Extracted records:
□ □ □ □ □ □ □

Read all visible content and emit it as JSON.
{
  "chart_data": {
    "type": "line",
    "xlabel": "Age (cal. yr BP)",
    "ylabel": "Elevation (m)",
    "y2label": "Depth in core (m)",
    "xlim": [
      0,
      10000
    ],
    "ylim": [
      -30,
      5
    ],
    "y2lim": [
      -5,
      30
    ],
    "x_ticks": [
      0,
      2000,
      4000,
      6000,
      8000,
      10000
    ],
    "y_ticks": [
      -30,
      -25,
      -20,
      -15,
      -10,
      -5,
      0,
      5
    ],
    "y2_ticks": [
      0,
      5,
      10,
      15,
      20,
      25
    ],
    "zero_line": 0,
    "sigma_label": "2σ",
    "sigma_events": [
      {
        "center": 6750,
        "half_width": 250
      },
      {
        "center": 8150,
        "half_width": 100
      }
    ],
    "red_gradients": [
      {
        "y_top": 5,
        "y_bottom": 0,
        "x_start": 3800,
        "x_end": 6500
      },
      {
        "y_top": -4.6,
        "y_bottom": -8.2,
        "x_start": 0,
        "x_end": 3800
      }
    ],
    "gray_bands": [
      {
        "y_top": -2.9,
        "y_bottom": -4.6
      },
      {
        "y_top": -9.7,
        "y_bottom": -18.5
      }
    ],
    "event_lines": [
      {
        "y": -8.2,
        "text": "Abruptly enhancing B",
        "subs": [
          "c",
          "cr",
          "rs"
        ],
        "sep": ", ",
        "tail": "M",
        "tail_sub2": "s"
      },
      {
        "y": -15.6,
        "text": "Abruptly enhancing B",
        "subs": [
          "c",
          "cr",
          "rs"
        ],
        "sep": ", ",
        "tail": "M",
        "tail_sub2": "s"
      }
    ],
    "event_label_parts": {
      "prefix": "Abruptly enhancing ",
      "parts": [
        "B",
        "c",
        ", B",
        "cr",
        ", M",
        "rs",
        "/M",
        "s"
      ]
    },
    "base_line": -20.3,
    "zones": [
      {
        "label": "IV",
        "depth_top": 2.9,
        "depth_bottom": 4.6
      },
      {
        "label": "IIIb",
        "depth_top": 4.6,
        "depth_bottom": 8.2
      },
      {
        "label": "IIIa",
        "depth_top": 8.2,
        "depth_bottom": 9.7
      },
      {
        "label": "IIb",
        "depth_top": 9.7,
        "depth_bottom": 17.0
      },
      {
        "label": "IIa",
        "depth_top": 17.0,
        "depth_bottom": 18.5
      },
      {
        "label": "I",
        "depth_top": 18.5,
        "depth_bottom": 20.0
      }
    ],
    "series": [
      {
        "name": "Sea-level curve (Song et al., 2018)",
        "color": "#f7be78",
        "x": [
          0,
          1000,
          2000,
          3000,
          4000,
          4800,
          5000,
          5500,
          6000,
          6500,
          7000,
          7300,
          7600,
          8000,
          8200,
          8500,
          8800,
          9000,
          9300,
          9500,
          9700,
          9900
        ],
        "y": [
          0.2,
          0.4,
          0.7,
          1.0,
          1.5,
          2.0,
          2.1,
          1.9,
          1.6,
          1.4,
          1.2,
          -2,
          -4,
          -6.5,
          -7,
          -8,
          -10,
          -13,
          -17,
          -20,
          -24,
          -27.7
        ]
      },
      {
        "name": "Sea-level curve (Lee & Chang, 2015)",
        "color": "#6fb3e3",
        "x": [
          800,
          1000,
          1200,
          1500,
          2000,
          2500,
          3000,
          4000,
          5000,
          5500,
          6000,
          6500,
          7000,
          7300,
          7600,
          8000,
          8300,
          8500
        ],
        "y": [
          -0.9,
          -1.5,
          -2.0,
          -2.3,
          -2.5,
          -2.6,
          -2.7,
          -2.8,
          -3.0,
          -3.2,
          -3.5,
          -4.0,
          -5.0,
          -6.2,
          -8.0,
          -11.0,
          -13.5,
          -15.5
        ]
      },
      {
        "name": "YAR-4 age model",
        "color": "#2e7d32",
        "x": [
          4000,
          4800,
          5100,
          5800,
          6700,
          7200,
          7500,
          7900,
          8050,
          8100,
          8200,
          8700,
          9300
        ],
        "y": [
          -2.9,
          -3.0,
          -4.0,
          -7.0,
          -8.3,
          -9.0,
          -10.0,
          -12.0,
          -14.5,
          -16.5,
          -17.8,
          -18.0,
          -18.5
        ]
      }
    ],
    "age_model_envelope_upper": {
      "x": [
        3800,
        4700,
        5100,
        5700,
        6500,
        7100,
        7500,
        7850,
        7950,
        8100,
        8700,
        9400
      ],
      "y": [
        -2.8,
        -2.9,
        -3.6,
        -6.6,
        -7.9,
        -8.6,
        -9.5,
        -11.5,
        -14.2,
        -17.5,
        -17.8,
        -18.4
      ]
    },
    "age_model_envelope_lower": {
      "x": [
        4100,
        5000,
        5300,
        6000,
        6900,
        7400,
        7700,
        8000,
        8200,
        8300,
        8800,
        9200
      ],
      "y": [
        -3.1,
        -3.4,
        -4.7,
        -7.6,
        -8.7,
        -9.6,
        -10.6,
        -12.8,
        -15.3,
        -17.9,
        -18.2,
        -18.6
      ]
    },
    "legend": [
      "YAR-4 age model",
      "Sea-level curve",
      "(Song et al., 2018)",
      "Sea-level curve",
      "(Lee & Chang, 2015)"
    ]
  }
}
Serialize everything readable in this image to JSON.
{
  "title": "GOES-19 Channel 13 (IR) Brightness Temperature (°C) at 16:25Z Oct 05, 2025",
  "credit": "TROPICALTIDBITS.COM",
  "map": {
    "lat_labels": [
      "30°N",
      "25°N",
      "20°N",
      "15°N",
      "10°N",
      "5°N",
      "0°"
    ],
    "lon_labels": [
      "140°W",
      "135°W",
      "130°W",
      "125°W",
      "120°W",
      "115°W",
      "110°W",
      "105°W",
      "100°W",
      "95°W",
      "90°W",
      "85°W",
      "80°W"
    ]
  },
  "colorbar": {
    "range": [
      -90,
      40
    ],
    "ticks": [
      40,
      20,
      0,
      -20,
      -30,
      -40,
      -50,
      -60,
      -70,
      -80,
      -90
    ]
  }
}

□ □ □ □ □ □ □

Exercise:
Set down, word for word, every line from the line that holds "Serialize everything readable" to the end of the entries above, including both ends.

Response to the exercise:
Serialize everything readable in this image to JSON.
{
  "title": "GOES-19 Channel 13 (IR) Brightness Temperature (°C) at 16:25Z Oct 05, 2025",
  "credit": "TROPICALTIDBITS.COM",
  "map": {
    "lat_labels": [
      "30°N",
      "25°N",
      "20°N",
      "15°N",
      "10°N",
      "5°N",
      "0°"
    ],
    "lon_labels": [
      "140°W",
      "135°W",
      "130°W",
      "125°W",
      "120°W",
      "115°W",
      "110°W",
      "105°W",
      "100°W",
      "95°W",
      "90°W",
      "85°W",
      "80°W"
    ]
  },
  "colorbar": {
    "range": [
      -90,
      40
    ],
    "ticks": [
      40,
      20,
      0,
      -20,
      -30,
      -40,
      -50,
      -60,
      -70,
      -80,
      -90
    ]
  }
}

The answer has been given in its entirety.